_Exercise description_. Quote the listing below in its entirety, omitting every image.

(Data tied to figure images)
● ● ● ● ● ● ●

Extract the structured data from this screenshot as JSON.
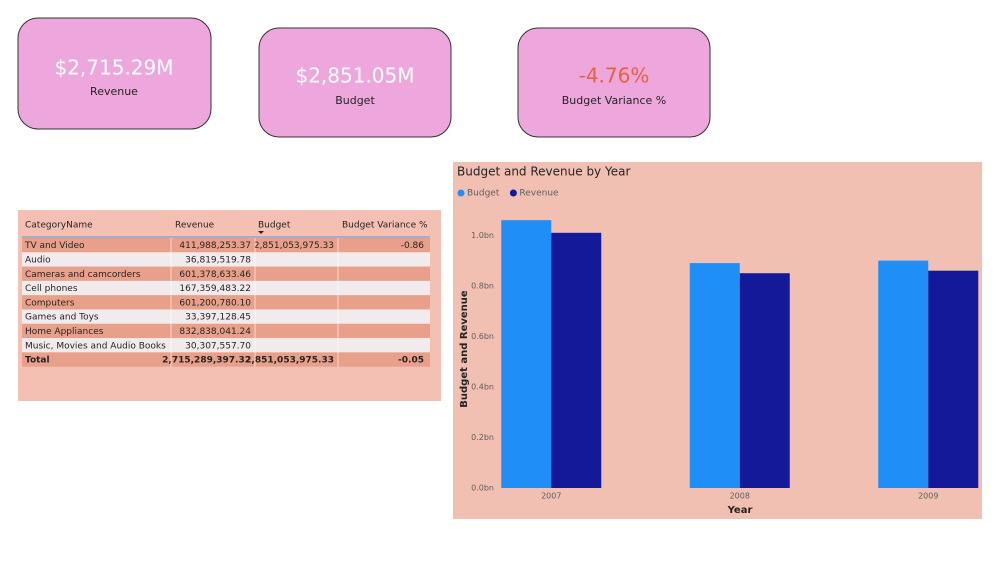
{
  "cards": [
    {
      "value": "$2,715.29M",
      "label": "Revenue"
    },
    {
      "value": "$2,851.05M",
      "label": "Budget"
    },
    {
      "value": "-4.76%",
      "label": "Budget Variance %"
    }
  ],
  "table": {
    "columns": [
      "CategoryName",
      "Revenue",
      "Budget",
      "Budget Variance %"
    ],
    "rows": [
      [
        "TV and Video",
        "411,988,253.37",
        "2,851,053,975.33",
        "-0.86"
      ],
      [
        "Audio",
        "36,819,519.78",
        null,
        null
      ],
      [
        "Cameras and camcorders",
        "601,378,633.46",
        null,
        null
      ],
      [
        "Cell phones",
        "167,359,483.22",
        null,
        null
      ],
      [
        "Computers",
        "601,200,780.10",
        null,
        null
      ],
      [
        "Games and Toys",
        "33,397,128.45",
        null,
        null
      ],
      [
        "Home Appliances",
        "832,838,041.24",
        null,
        null
      ],
      [
        "Music, Movies and Audio Books",
        "30,307,557.70",
        null,
        null
      ]
    ],
    "total": [
      "Total",
      "2,715,289,397.32",
      "2,851,053,975.33",
      "-0.05"
    ]
  },
  "chart_data": {
    "type": "bar",
    "title": "Budget and Revenue by Year",
    "x_label": "Year",
    "y_label": "Budget and Revenue",
    "categories": [
      "2007",
      "2008",
      "2009"
    ],
    "series": [
      {
        "name": "Budget",
        "color": "#1f8ff7",
        "values": [
          1.06,
          0.89,
          0.9
        ]
      },
      {
        "name": "Revenue",
        "color": "#14199a",
        "values": [
          1.01,
          0.85,
          0.86
        ]
      }
    ],
    "ylim": [
      0,
      1.12
    ],
    "yticks": [
      {
        "value": 0,
        "label": "0.0bn"
      },
      {
        "value": 0.2,
        "label": "0.2bn"
      },
      {
        "value": 0.4,
        "label": "0.4bn"
      },
      {
        "value": 0.6,
        "label": "0.6bn"
      },
      {
        "value": 0.8,
        "label": "0.8bn"
      },
      {
        "value": 1.0,
        "label": "1.0bn"
      }
    ],
    "legend": "top-left"
  }
}
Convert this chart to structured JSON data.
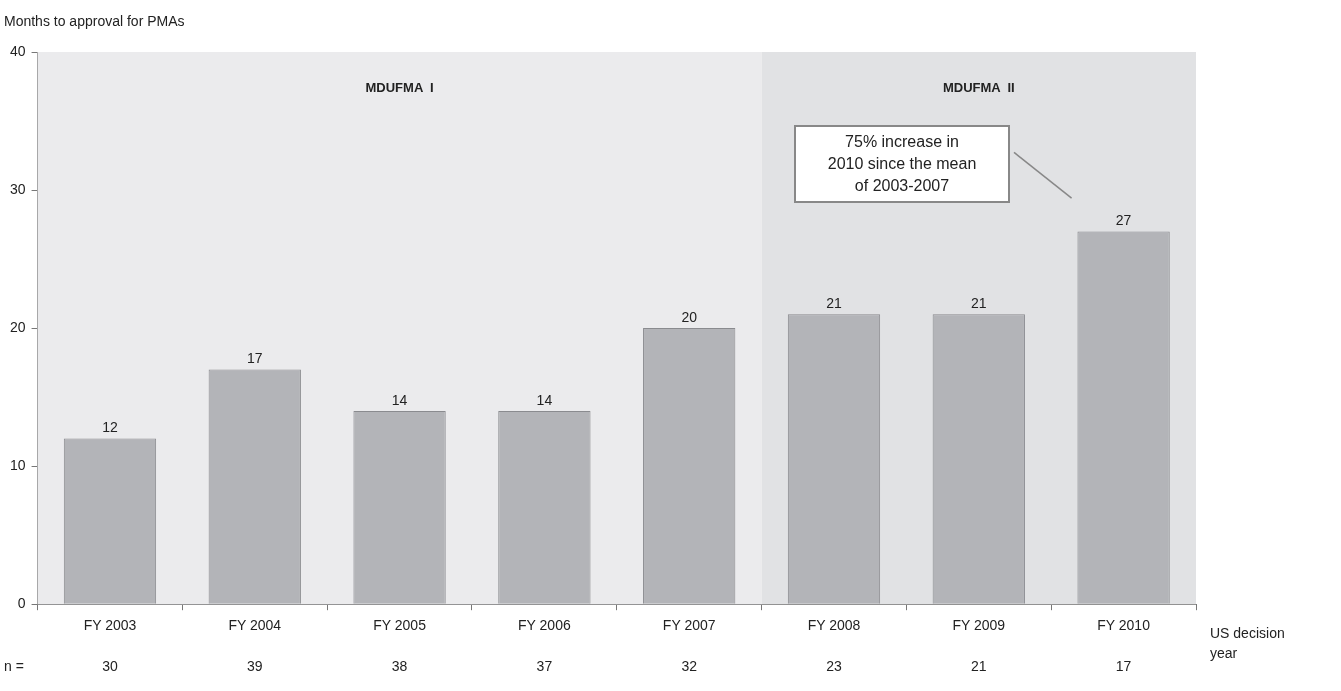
{
  "chart_data": {
    "type": "bar",
    "ylabel": "Months to approval for PMAs",
    "xlabel": "US decision year",
    "categories": [
      "FY 2003",
      "FY 2004",
      "FY 2005",
      "FY 2006",
      "FY 2007",
      "FY 2008",
      "FY 2009",
      "FY 2010"
    ],
    "values": [
      12,
      17,
      14,
      14,
      20,
      21,
      21,
      27
    ],
    "color": "#b3b4b8",
    "data_labels": true,
    "ylim": [
      0,
      40
    ],
    "yticks": [
      0,
      10,
      20,
      30,
      40
    ],
    "grid": false,
    "legend": false,
    "bands": [
      {
        "axis": "x",
        "from": "FY 2003",
        "to": "FY 2007",
        "label": "MDUFMA  I",
        "color": "#ebebed"
      },
      {
        "axis": "x",
        "from": "FY 2008",
        "to": "FY 2010",
        "label": "MDUFMA  II",
        "color": "#e1e2e4"
      }
    ],
    "annotations": [
      "75% increase in 2010 since the mean of 2003-2007",
      "n =",
      "30",
      "39",
      "38",
      "37",
      "32",
      "23",
      "21",
      "17"
    ]
  }
}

● ● ● ● ● ● ●

_Task output_.
Extract the structured data from this screenshot as JSON.
{
  "cards": [
    {
      "value": "$2,715.29M",
      "label": "Revenue"
    },
    {
      "value": "$2,851.05M",
      "label": "Budget"
    },
    {
      "value": "-4.76%",
      "label": "Budget Variance %"
    }
  ],
  "table": {
    "columns": [
      "CategoryName",
      "Revenue",
      "Budget",
      "Budget Variance %"
    ],
    "rows": [
      [
        "TV and Video",
        "411,988,253.37",
        "2,851,053,975.33",
        "-0.86"
      ],
      [
        "Audio",
        "36,819,519.78",
        null,
        null
      ],
      [
        "Cameras and camcorders",
        "601,378,633.46",
        null,
        null
      ],
      [
        "Cell phones",
        "167,359,483.22",
        null,
        null
      ],
      [
        "Computers",
        "601,200,780.10",
        null,
        null
      ],
      [
        "Games and Toys",
        "33,397,128.45",
        null,
        null
      ],
      [
        "Home Appliances",
        "832,838,041.24",
        null,
        null
      ],
      [
        "Music, Movies and Audio Books",
        "30,307,557.70",
        null,
        null
      ]
    ],
    "total": [
      "Total",
      "2,715,289,397.32",
      "2,851,053,975.33",
      "-0.05"
    ]
  },
  "chart_data": {
    "type": "bar",
    "title": "Budget and Revenue by Year",
    "x_label": "Year",
    "y_label": "Budget and Revenue",
    "categories": [
      "2007",
      "2008",
      "2009"
    ],
    "series": [
      {
        "name": "Budget",
        "color": "#1f8ff7",
        "values": [
          1.06,
          0.89,
          0.9
        ]
      },
      {
        "name": "Revenue",
        "color": "#14199a",
        "values": [
          1.01,
          0.85,
          0.86
        ]
      }
    ],
    "ylim": [
      0,
      1.12
    ],
    "yticks": [
      {
        "value": 0,
        "label": "0.0bn"
      },
      {
        "value": 0.2,
        "label": "0.2bn"
      },
      {
        "value": 0.4,
        "label": "0.4bn"
      },
      {
        "value": 0.6,
        "label": "0.6bn"
      },
      {
        "value": 0.8,
        "label": "0.8bn"
      },
      {
        "value": 1.0,
        "label": "1.0bn"
      }
    ],
    "legend": "top-left"
  }
}
Convert this chart to structured JSON data.
{
  "chart_data": {
    "type": "bar",
    "ylabel": "Months to approval for PMAs",
    "xlabel": "US decision year",
    "categories": [
      "FY 2003",
      "FY 2004",
      "FY 2005",
      "FY 2006",
      "FY 2007",
      "FY 2008",
      "FY 2009",
      "FY 2010"
    ],
    "values": [
      12,
      17,
      14,
      14,
      20,
      21,
      21,
      27
    ],
    "color": "#b3b4b8",
    "data_labels": true,
    "ylim": [
      0,
      40
    ],
    "yticks": [
      0,
      10,
      20,
      30,
      40
    ],
    "grid": false,
    "legend": false,
    "bands": [
      {
        "axis": "x",
        "from": "FY 2003",
        "to": "FY 2007",
        "label": "MDUFMA  I",
        "color": "#ebebed"
      },
      {
        "axis": "x",
        "from": "FY 2008",
        "to": "FY 2010",
        "label": "MDUFMA  II",
        "color": "#e1e2e4"
      }
    ],
    "annotations": [
      "75% increase in 2010 since the mean of 2003-2007",
      "n =",
      "30",
      "39",
      "38",
      "37",
      "32",
      "23",
      "21",
      "17"
    ]
  }
}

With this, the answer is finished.